What to do:
Go through the listing and set it down exactly, leaving out its pictures.

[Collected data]
####################

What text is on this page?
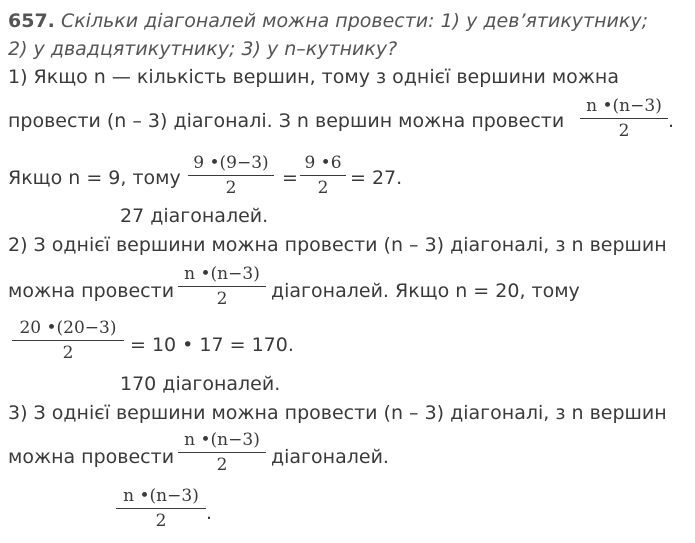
657. Скільки діагоналей можна провести: 1) у дев’ятикутнику;
2) у двадцятикутнику; 3) у n–кутнику?
1) Якщо n — кількість вершин, тому з однієї вершини можна
провести (n – 3) діагоналі. З n вершин можна провести
n •(n−3)
2	.
Якщо n = 9, тому
9 •(9−3)
2	=
9 •6
2	= 27.
27 діагоналей.
2) З однієї вершини можна провести (n – 3) діагоналі, з n вершин
можна провести
n •(n−3)
2	діагоналей. Якщо n = 20, тому
20 •(20−3)
2	= 10 • 17 = 170.
170 діагоналей.
3) З однієї вершини можна провести (n – 3) діагоналі, з n вершин
можна провести
n •(n−3)
2	діагоналей.
n •(n−3)
2	.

####################

Reply:
What text is on this page?
657. Скільки діагоналей можна провести: 1) у дев’ятикутнику;
2) у двадцятикутнику; 3) у n–кутнику?
1) Якщо n — кількість вершин, тому з однієї вершини можна
провести (n – 3) діагоналі. З n вершин можна провести
n •(n−3)
2	.
Якщо n = 9, тому
9 •(9−3)
2	=
9 •6
2	= 27.
27 діагоналей.
2) З однієї вершини можна провести (n – 3) діагоналі, з n вершин
можна провести
n •(n−3)
2	діагоналей. Якщо n = 20, тому
20 •(20−3)
2	= 10 • 17 = 170.
170 діагоналей.
3) З однієї вершини можна провести (n – 3) діагоналі, з n вершин
можна провести
n •(n−3)
2	діагоналей.
n •(n−3)
2	.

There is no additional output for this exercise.